WHAT THE EXERCISE ASKS: Reproduce every entry exactly as shown.

A block of data:
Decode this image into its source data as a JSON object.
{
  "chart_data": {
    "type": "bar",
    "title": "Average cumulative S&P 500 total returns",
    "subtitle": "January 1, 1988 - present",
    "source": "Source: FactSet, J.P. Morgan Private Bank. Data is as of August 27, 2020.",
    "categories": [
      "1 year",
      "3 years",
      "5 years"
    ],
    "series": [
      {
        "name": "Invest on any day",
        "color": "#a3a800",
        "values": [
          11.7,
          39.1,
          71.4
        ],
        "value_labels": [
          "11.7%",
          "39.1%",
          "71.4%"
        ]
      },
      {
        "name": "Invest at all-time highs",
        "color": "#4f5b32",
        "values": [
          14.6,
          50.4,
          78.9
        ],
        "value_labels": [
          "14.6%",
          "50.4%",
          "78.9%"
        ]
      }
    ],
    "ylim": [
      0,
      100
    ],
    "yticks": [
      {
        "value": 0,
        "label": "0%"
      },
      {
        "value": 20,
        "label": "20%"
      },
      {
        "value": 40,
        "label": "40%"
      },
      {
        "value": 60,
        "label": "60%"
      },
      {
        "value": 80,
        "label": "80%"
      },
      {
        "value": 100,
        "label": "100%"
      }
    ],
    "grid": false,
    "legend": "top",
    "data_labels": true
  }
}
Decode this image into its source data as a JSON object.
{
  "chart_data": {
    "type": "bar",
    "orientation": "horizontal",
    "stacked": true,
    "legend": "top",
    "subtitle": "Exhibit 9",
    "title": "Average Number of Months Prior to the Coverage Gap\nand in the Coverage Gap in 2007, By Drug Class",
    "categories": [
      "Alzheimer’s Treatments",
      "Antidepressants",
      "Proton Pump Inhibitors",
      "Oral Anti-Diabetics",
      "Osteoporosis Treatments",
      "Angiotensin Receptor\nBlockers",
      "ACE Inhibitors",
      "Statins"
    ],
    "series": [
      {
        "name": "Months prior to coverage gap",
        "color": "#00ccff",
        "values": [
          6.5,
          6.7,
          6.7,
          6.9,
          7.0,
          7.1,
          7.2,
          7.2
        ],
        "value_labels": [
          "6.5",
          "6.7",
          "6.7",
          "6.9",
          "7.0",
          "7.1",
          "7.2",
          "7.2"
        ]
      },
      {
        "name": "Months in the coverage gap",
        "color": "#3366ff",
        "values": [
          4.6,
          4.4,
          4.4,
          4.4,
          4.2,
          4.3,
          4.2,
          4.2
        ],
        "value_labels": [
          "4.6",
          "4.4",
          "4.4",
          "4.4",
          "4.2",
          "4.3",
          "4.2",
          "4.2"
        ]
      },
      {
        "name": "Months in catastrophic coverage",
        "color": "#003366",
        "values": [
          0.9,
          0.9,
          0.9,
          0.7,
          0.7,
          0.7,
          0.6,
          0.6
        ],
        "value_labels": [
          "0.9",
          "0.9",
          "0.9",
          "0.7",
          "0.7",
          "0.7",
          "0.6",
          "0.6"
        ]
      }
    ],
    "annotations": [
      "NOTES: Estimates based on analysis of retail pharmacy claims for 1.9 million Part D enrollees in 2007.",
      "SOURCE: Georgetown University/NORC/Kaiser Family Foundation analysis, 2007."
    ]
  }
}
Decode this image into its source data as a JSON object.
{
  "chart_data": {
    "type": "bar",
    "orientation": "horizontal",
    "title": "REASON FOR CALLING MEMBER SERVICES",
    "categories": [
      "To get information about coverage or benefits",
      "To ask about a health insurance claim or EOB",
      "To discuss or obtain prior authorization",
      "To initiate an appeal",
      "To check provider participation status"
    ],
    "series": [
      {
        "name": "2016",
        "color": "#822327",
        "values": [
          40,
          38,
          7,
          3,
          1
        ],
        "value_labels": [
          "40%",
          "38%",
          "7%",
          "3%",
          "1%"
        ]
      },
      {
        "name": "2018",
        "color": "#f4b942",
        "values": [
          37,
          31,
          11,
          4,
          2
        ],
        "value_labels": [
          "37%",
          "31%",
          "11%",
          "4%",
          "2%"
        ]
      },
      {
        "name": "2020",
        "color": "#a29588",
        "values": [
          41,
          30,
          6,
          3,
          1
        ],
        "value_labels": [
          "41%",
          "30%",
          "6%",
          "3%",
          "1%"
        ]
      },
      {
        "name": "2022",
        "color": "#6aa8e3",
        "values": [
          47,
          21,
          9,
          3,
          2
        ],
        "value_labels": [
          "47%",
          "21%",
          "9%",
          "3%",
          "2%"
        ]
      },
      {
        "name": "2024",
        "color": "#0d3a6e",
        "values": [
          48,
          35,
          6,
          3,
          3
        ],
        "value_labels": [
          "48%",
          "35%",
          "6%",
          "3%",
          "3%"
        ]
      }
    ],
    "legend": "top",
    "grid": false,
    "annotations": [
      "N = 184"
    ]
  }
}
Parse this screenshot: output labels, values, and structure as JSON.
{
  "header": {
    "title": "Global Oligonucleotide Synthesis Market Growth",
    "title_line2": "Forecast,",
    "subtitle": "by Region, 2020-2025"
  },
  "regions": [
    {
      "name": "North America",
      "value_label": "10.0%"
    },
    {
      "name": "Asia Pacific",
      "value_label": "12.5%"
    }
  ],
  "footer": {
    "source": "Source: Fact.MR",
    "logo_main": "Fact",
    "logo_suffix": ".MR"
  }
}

FULL ANSWER:
Decode this image into its source data as a JSON object.
{
  "chart_data": {
    "type": "bar",
    "title": "Average cumulative S&P 500 total returns",
    "subtitle": "January 1, 1988 - present",
    "source": "Source: FactSet, J.P. Morgan Private Bank. Data is as of August 27, 2020.",
    "categories": [
      "1 year",
      "3 years",
      "5 years"
    ],
    "series": [
      {
        "name": "Invest on any day",
        "color": "#a3a800",
        "values": [
          11.7,
          39.1,
          71.4
        ],
        "value_labels": [
          "11.7%",
          "39.1%",
          "71.4%"
        ]
      },
      {
        "name": "Invest at all-time highs",
        "color": "#4f5b32",
        "values": [
          14.6,
          50.4,
          78.9
        ],
        "value_labels": [
          "14.6%",
          "50.4%",
          "78.9%"
        ]
      }
    ],
    "ylim": [
      0,
      100
    ],
    "yticks": [
      {
        "value": 0,
        "label": "0%"
      },
      {
        "value": 20,
        "label": "20%"
      },
      {
        "value": 40,
        "label": "40%"
      },
      {
        "value": 60,
        "label": "60%"
      },
      {
        "value": 80,
        "label": "80%"
      },
      {
        "value": 100,
        "label": "100%"
      }
    ],
    "grid": false,
    "legend": "top",
    "data_labels": true
  }
}
Decode this image into its source data as a JSON object.
{
  "chart_data": {
    "type": "bar",
    "orientation": "horizontal",
    "stacked": true,
    "legend": "top",
    "subtitle": "Exhibit 9",
    "title": "Average Number of Months Prior to the Coverage Gap\nand in the Coverage Gap in 2007, By Drug Class",
    "categories": [
      "Alzheimer’s Treatments",
      "Antidepressants",
      "Proton Pump Inhibitors",
      "Oral Anti-Diabetics",
      "Osteoporosis Treatments",
      "Angiotensin Receptor\nBlockers",
      "ACE Inhibitors",
      "Statins"
    ],
    "series": [
      {
        "name": "Months prior to coverage gap",
        "color": "#00ccff",
        "values": [
          6.5,
          6.7,
          6.7,
          6.9,
          7.0,
          7.1,
          7.2,
          7.2
        ],
        "value_labels": [
          "6.5",
          "6.7",
          "6.7",
          "6.9",
          "7.0",
          "7.1",
          "7.2",
          "7.2"
        ]
      },
      {
        "name": "Months in the coverage gap",
        "color": "#3366ff",
        "values": [
          4.6,
          4.4,
          4.4,
          4.4,
          4.2,
          4.3,
          4.2,
          4.2
        ],
        "value_labels": [
          "4.6",
          "4.4",
          "4.4",
          "4.4",
          "4.2",
          "4.3",
          "4.2",
          "4.2"
        ]
      },
      {
        "name": "Months in catastrophic coverage",
        "color": "#003366",
        "values": [
          0.9,
          0.9,
          0.9,
          0.7,
          0.7,
          0.7,
          0.6,
          0.6
        ],
        "value_labels": [
          "0.9",
          "0.9",
          "0.9",
          "0.7",
          "0.7",
          "0.7",
          "0.6",
          "0.6"
        ]
      }
    ],
    "annotations": [
      "NOTES: Estimates based on analysis of retail pharmacy claims for 1.9 million Part D enrollees in 2007.",
      "SOURCE: Georgetown University/NORC/Kaiser Family Foundation analysis, 2007."
    ]
  }
}
Decode this image into its source data as a JSON object.
{
  "chart_data": {
    "type": "bar",
    "orientation": "horizontal",
    "title": "REASON FOR CALLING MEMBER SERVICES",
    "categories": [
      "To get information about coverage or benefits",
      "To ask about a health insurance claim or EOB",
      "To discuss or obtain prior authorization",
      "To initiate an appeal",
      "To check provider participation status"
    ],
    "series": [
      {
        "name": "2016",
        "color": "#822327",
        "values": [
          40,
          38,
          7,
          3,
          1
        ],
        "value_labels": [
          "40%",
          "38%",
          "7%",
          "3%",
          "1%"
        ]
      },
      {
        "name": "2018",
        "color": "#f4b942",
        "values": [
          37,
          31,
          11,
          4,
          2
        ],
        "value_labels": [
          "37%",
          "31%",
          "11%",
          "4%",
          "2%"
        ]
      },
      {
        "name": "2020",
        "color": "#a29588",
        "values": [
          41,
          30,
          6,
          3,
          1
        ],
        "value_labels": [
          "41%",
          "30%",
          "6%",
          "3%",
          "1%"
        ]
      },
      {
        "name": "2022",
        "color": "#6aa8e3",
        "values": [
          47,
          21,
          9,
          3,
          2
        ],
        "value_labels": [
          "47%",
          "21%",
          "9%",
          "3%",
          "2%"
        ]
      },
      {
        "name": "2024",
        "color": "#0d3a6e",
        "values": [
          48,
          35,
          6,
          3,
          3
        ],
        "value_labels": [
          "48%",
          "35%",
          "6%",
          "3%",
          "3%"
        ]
      }
    ],
    "legend": "top",
    "grid": false,
    "annotations": [
      "N = 184"
    ]
  }
}
Parse this screenshot: output labels, values, and structure as JSON.
{
  "header": {
    "title": "Global Oligonucleotide Synthesis Market Growth",
    "title_line2": "Forecast,",
    "subtitle": "by Region, 2020-2025"
  },
  "regions": [
    {
      "name": "North America",
      "value_label": "10.0%"
    },
    {
      "name": "Asia Pacific",
      "value_label": "12.5%"
    }
  ],
  "footer": {
    "source": "Source: Fact.MR",
    "logo_main": "Fact",
    "logo_suffix": ".MR"
  }
}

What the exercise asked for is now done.